__Work required__:
Return, word for word, the rows that begin with the one containing "buyer-note-line: تحویل شاداباد" and end with the one containing "reply-button[interactable]: پاسخ به", including both.

=-=-=

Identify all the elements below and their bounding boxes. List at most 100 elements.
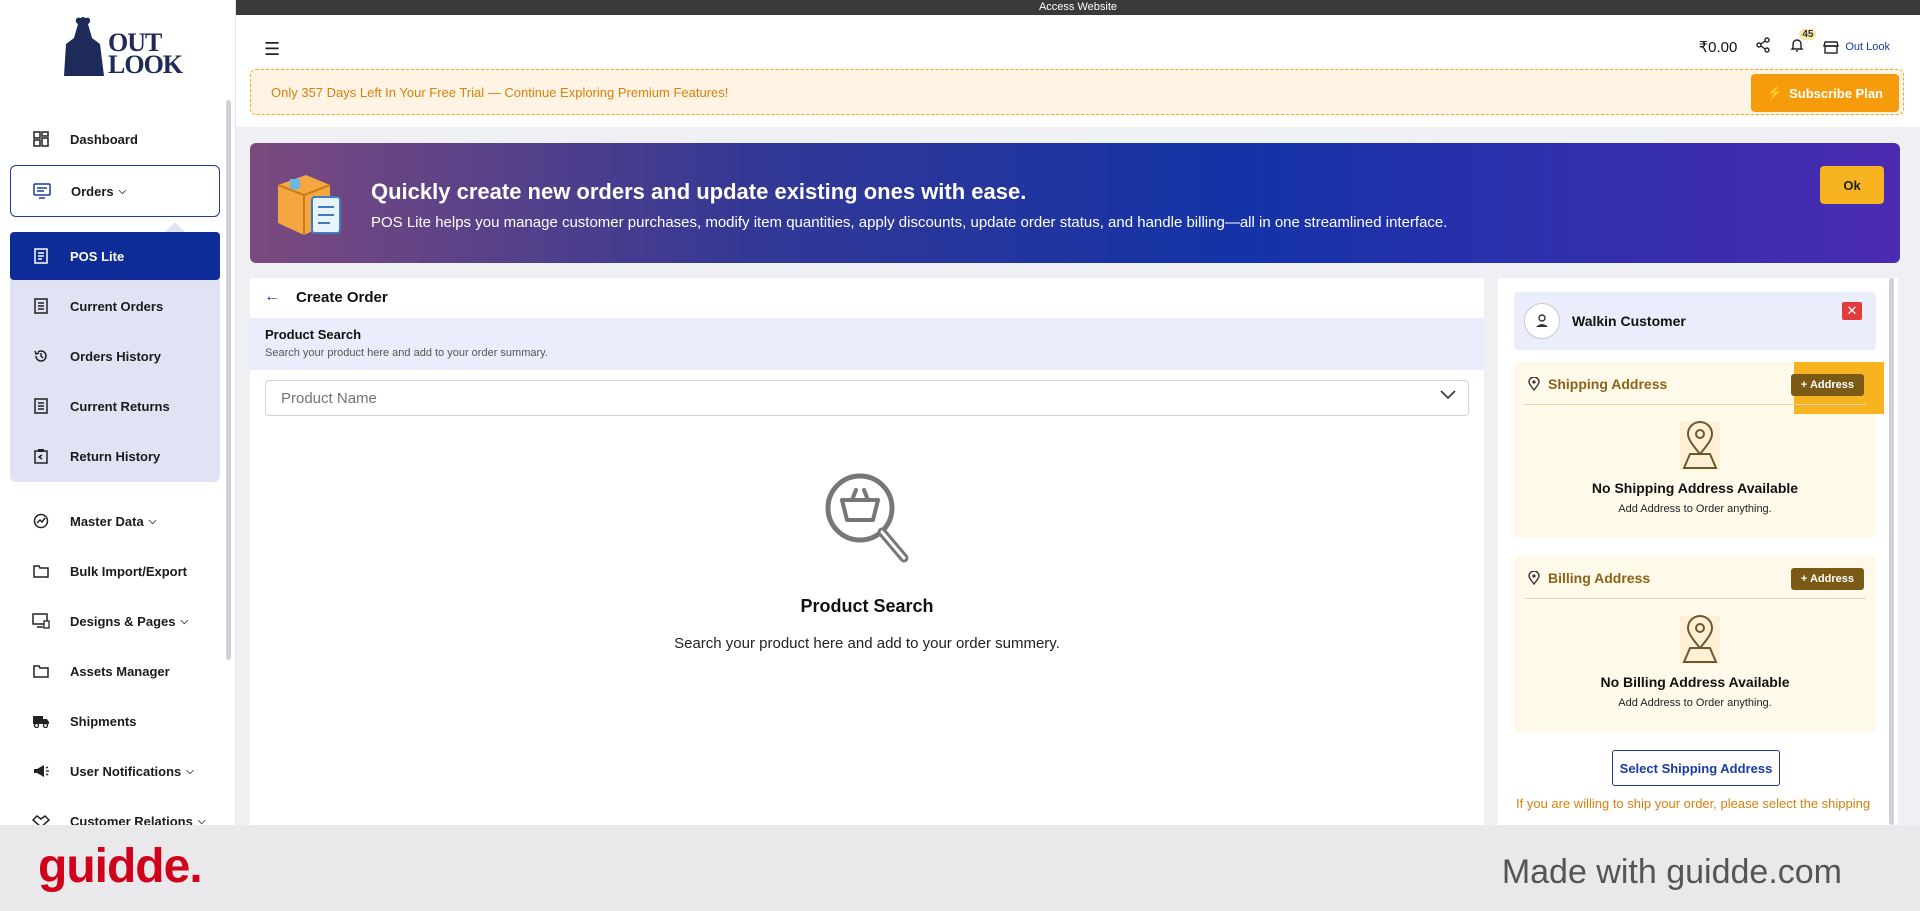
billing-address-card: Billing Address + Address No Billing Add… (1514, 556, 1876, 732)
chevron-down-icon[interactable] (1440, 390, 1456, 400)
map-pin-icon (1680, 615, 1720, 664)
shipping-address-title: Shipping Address (1548, 376, 1668, 392)
sidebar-item-label: Orders History (70, 348, 162, 364)
avatar (1524, 303, 1560, 339)
create-order-panel: ← Create Order Product Search Search you… (250, 278, 1484, 825)
guidde-logo: guidde. (38, 840, 203, 893)
folder-icon (32, 662, 50, 680)
hamburger-menu-icon[interactable]: ☰ (264, 39, 280, 60)
sidebar-item-label: Current Returns (70, 398, 170, 414)
billing-address-title: Billing Address (1548, 570, 1651, 586)
add-shipping-address-button[interactable]: + Address (1790, 374, 1864, 396)
sidebar-item-pos-lite[interactable]: POS Lite (10, 232, 220, 280)
sidebar-item-current-returns[interactable]: Current Returns (10, 382, 220, 430)
sidebar-item-assets-manager[interactable]: Assets Manager (10, 647, 220, 695)
product-search-title: Product Search (265, 327, 362, 342)
product-search-band: Product Search Search your product here … (250, 318, 1484, 370)
banner-title: Quickly create new orders and update exi… (371, 179, 1027, 204)
logo-text: OUT LOOK (108, 28, 183, 79)
megaphone-icon (32, 762, 50, 780)
chevron-down-icon: ⌵ (197, 815, 206, 826)
ok-button[interactable]: Ok (1820, 166, 1884, 204)
empty-state-title: Product Search (800, 596, 934, 616)
sidebar-item-return-history[interactable]: Return History (10, 432, 220, 480)
sidebar-item-dashboard[interactable]: Dashboard (10, 115, 220, 163)
product-name-input[interactable] (265, 380, 1469, 416)
panel-scrollbar[interactable] (1889, 278, 1894, 825)
master-data-icon (32, 512, 50, 530)
pos-lite-banner: Quickly create new orders and update exi… (250, 143, 1900, 263)
store-icon (1823, 41, 1840, 54)
add-billing-address-button[interactable]: + Address (1790, 568, 1864, 590)
lightning-icon: ⚡ (1766, 85, 1784, 100)
top-header: ☰ ₹0.00 45 Out Look Only 357 Days Left I… (236, 15, 1920, 127)
user-icon (1536, 314, 1548, 327)
guidde-footer: guidde. Made with guidde.com (0, 825, 1920, 911)
sidebar-item-label: Customer Relations (70, 813, 193, 826)
sidebar-item-label: Bulk Import/Export (70, 563, 188, 579)
sidebar-item-label: Dashboard (70, 131, 138, 147)
banner-subtitle: POS Lite helps you manage customer purch… (371, 214, 1448, 231)
sidebar-item-master-data[interactable]: Master Data ⌵ (10, 497, 220, 545)
chevron-down-icon: ⌵ (186, 765, 194, 777)
chevron-down-icon: ⌵ (118, 185, 127, 197)
dashboard-icon (32, 130, 50, 148)
sidebar-item-label: POS Lite (70, 248, 125, 264)
customer-card: Walkin Customer ✕ (1514, 292, 1876, 350)
shipping-note: If you are willing to ship your order, p… (1516, 796, 1871, 811)
shipping-address-hint: Add Address to Order anything. (1618, 503, 1772, 515)
sidebar-item-current-orders[interactable]: Current Orders (10, 282, 220, 330)
sidebar-item-user-notifications[interactable]: User Notifications ⌵ (10, 747, 220, 795)
location-pin-icon (1528, 571, 1540, 585)
no-shipping-address-text: No Shipping Address Available (1591, 480, 1799, 496)
close-icon[interactable]: ✕ (1842, 302, 1862, 320)
page-title: Create Order (296, 288, 388, 306)
subscribe-label: Subscribe Plan (1789, 85, 1883, 101)
notification-bell-icon[interactable]: 45 (1789, 29, 1817, 57)
list-icon (32, 297, 50, 315)
list-icon (32, 397, 50, 415)
notification-count-badge: 45 (1799, 29, 1817, 40)
sidebar-item-orders-history[interactable]: Orders History (10, 332, 220, 380)
handshake-icon (32, 812, 50, 825)
sidebar-item-customer-relations[interactable]: Customer Relations ⌵ (10, 797, 220, 825)
chevron-down-icon: ⌵ (148, 515, 157, 527)
access-website-bar[interactable]: Access Website (236, 0, 1920, 15)
made-with-text: Made with guidde.com (1501, 853, 1842, 891)
sidebar-item-label: Return History (70, 448, 161, 464)
dress-logo-icon (64, 17, 104, 76)
product-search-subtitle: Search your product here and add to your… (265, 347, 548, 359)
store-name: Out Look (1845, 41, 1890, 53)
sidebar-item-label: Shipments (70, 713, 137, 729)
map-pin-icon (1680, 421, 1720, 470)
chevron-down-icon: ⌵ (180, 615, 189, 627)
share-icon[interactable] (1755, 37, 1771, 57)
customer-panel: Walkin Customer ✕ Shipping Address + Add… (1498, 278, 1898, 825)
sidebar-item-shipments[interactable]: Shipments (10, 697, 220, 745)
billing-address-hint: Add Address to Order anything. (1618, 697, 1772, 709)
pos-icon (32, 247, 50, 265)
sidebar-item-label: Current Orders (70, 298, 164, 314)
subscribe-plan-button[interactable]: ⚡ Subscribe Plan (1750, 74, 1899, 112)
select-shipping-address-button[interactable]: Select Shipping Address (1612, 750, 1780, 786)
truck-icon (32, 712, 50, 730)
back-arrow-icon[interactable]: ← (264, 288, 280, 306)
designs-icon (32, 612, 50, 630)
sidebar-item-label: Assets Manager (70, 663, 170, 679)
history-icon (32, 347, 50, 365)
sidebar-item-label: Orders (71, 183, 114, 199)
store-switcher[interactable]: Out Look (1823, 39, 1890, 55)
sidebar-item-orders[interactable]: Orders ⌵ (10, 165, 220, 217)
shipping-address-card: Shipping Address + Address No Shipping A… (1514, 362, 1884, 538)
sidebar-item-bulk-import-export[interactable]: Bulk Import/Export (10, 547, 220, 595)
sidebar-item-designs-pages[interactable]: Designs & Pages ⌵ (10, 597, 220, 645)
return-icon (32, 447, 50, 465)
app-logo[interactable]: OUT LOOK (60, 14, 183, 84)
basket-search-icon (825, 473, 909, 563)
empty-state-subtitle: Search your product here and add to your… (674, 635, 1060, 652)
sidebar-scrollbar[interactable] (226, 100, 231, 660)
divider (1524, 404, 1866, 405)
header-actions: ₹0.00 45 Out Look (1699, 29, 1890, 57)
sidebar: OUT LOOK Dashboard Orders ⌵ POS Lite Cur… (0, 0, 236, 825)
sidebar-item-label: Master Data (70, 513, 144, 529)
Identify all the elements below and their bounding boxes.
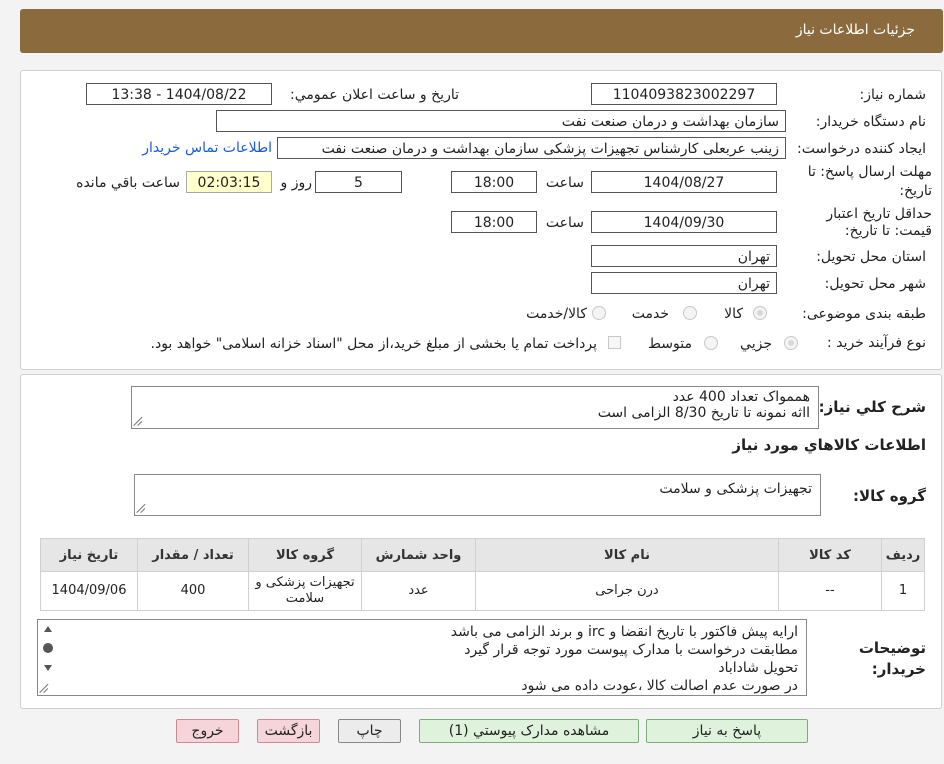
buyer-note-line: تحویل شاداباد xyxy=(718,660,798,676)
city-field: تهران xyxy=(591,272,777,294)
description-line: هممواک تعداد 400 عدد xyxy=(672,389,810,405)
reply-button[interactable]: پاسخ به نیاز xyxy=(646,719,808,743)
treasury-checkbox[interactable] xyxy=(608,336,621,349)
col-date: تاریخ نیاز xyxy=(40,538,138,572)
exit-button[interactable]: خروج xyxy=(176,719,239,743)
treasury-note: پرداخت تمام یا بخشی از مبلغ خرید،از محل … xyxy=(150,336,597,352)
days-field: 5 xyxy=(315,171,402,193)
cell-quantity: 400 xyxy=(137,571,249,611)
validity-date-field: 1404/09/30 xyxy=(591,211,777,233)
need-number-label: شماره نیاز: xyxy=(859,87,927,103)
cell-unit: عدد xyxy=(361,571,476,611)
buyer-notes-textarea[interactable]: ارایه پیش فاکتور با تاریخ انقضا و irc و … xyxy=(37,619,807,696)
notes-scrollbar[interactable] xyxy=(41,623,55,673)
buyer-note-line: ارایه پیش فاکتور با تاریخ انقضا و irc و … xyxy=(450,624,798,640)
purchase-option-partial: جزیي xyxy=(740,336,772,352)
announce-label: تاریخ و ساعت اعلان عمومي: xyxy=(290,87,459,103)
category-option-goods: کالا xyxy=(724,306,743,322)
requester-field: زینب عربعلی کارشناس تجهیزات پزشکی سازمان… xyxy=(277,137,786,159)
goods-table-header: ردیف کد کالا نام کالا واحد شمارش گروه کا… xyxy=(40,538,925,572)
page-header: جزئیات اطلاعات نیاز xyxy=(20,9,943,53)
col-unit: واحد شمارش xyxy=(361,538,476,572)
purchase-radio-partial[interactable] xyxy=(784,336,798,350)
remaining-time-field: 02:03:15 xyxy=(186,171,272,193)
cell-name: درن جراحی xyxy=(475,571,779,611)
reply-date-field: 1404/08/27 xyxy=(591,171,777,193)
buyer-notes-label: توضیحات خريدار: xyxy=(858,639,926,678)
attachments-button[interactable]: مشاهده مدارک پیوستي (1) xyxy=(419,719,639,743)
buyer-org-field: سازمان بهداشت و درمان صنعت نفت xyxy=(216,110,786,132)
resize-grip-icon[interactable] xyxy=(40,684,49,693)
back-button[interactable]: بازگشت xyxy=(257,719,320,743)
table-row: 1 -- درن جراحی عدد تجهیزات پزشکی و سلامت… xyxy=(40,571,925,611)
scrollbar-arrows-icon xyxy=(43,626,53,671)
description-label: شرح کلي نیاز: xyxy=(818,398,926,416)
resize-grip-icon[interactable] xyxy=(137,504,146,513)
days-label: روز و xyxy=(280,175,313,191)
validity-time-field: 18:00 xyxy=(451,211,537,233)
purchase-type-label: نوع فرآیند خرید : xyxy=(827,335,926,351)
goods-group-textarea[interactable]: تجهیزات پزشکی و سلامت xyxy=(134,474,821,516)
col-row: ردیف xyxy=(881,538,925,572)
province-field: تهران xyxy=(591,245,777,267)
reply-time-label: ساعت xyxy=(545,175,584,191)
description-textarea[interactable]: هممواک تعداد 400 عدد ااثه نمونه تا تاریخ… xyxy=(131,386,819,429)
buyer-note-line: در صورت عدم اصالت کالا ،عودت داده می شود xyxy=(521,678,798,694)
col-quantity: تعداد / مقدار xyxy=(137,538,249,572)
remaining-label: ساعت باقي مانده xyxy=(76,175,180,191)
cell-date: 1404/09/06 xyxy=(40,571,138,611)
purchase-radio-medium[interactable] xyxy=(704,336,718,350)
category-option-goods-service: کالا/خدمت xyxy=(526,306,587,322)
city-label: شهر محل تحویل: xyxy=(824,276,926,292)
province-label: استان محل تحویل: xyxy=(816,249,926,265)
price-validity-label: حداقل تاریخ اعتبار قیمت: تا تاریخ: xyxy=(826,206,932,239)
category-radio-service[interactable] xyxy=(683,306,697,320)
category-radio-goods[interactable] xyxy=(753,306,767,320)
col-code: کد کالا xyxy=(778,538,882,572)
validity-time-label: ساعت xyxy=(545,215,584,231)
cell-row: 1 xyxy=(881,571,925,611)
reply-time-field: 18:00 xyxy=(451,171,537,193)
page-title: جزئیات اطلاعات نیاز xyxy=(795,22,915,38)
category-label: طبقه بندی موضوعی: xyxy=(802,306,926,322)
cell-code: -- xyxy=(778,571,882,611)
goods-group-value: تجهیزات پزشکی و سلامت xyxy=(659,481,812,497)
cell-group: تجهیزات پزشکی و سلامت xyxy=(248,571,362,611)
description-line: ااثه نمونه تا تاریخ 8/30 الزامی است xyxy=(597,405,810,421)
buyer-org-label: نام دستگاه خريدار: xyxy=(815,114,926,130)
col-name: نام کالا xyxy=(475,538,779,572)
resize-grip-icon[interactable] xyxy=(134,417,143,426)
category-radio-goods-service[interactable] xyxy=(592,306,606,320)
announce-field: 1404/08/22 - 13:38 xyxy=(86,83,272,105)
purchase-option-medium: متوسط xyxy=(648,336,692,352)
col-group: گروه کالا xyxy=(248,538,362,572)
requester-label: ایجاد کننده درخواست: xyxy=(797,141,926,157)
need-number-field: 1104093823002297 xyxy=(591,83,777,105)
buyer-note-line: مطابقت درخواست با مدارک پیوست مورد توجه … xyxy=(464,642,798,658)
goods-info-title: اطلاعات کالاهاي مورد نیاز xyxy=(732,436,926,454)
buyer-contact-link[interactable]: اطلاعات تماس خريدار xyxy=(142,140,272,156)
goods-group-label: گروه کالا: xyxy=(853,487,926,505)
print-button[interactable]: چاپ xyxy=(338,719,401,743)
reply-deadline-label: مهلت ارسال پاسخ: تا تاریخ: xyxy=(807,164,932,199)
category-option-service: خدمت xyxy=(631,306,669,322)
goods-table: ردیف کد کالا نام کالا واحد شمارش گروه کا… xyxy=(40,538,925,611)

=-=-=

__Exercise result__:
buyer-note-line: تحویل شاداباد xyxy=(718,660,798,676)
city-field: تهران xyxy=(591,272,777,294)
description-line: هممواک تعداد 400 عدد xyxy=(672,389,810,405)
reply-button[interactable]: پاسخ به نیاز xyxy=(646,719,808,743)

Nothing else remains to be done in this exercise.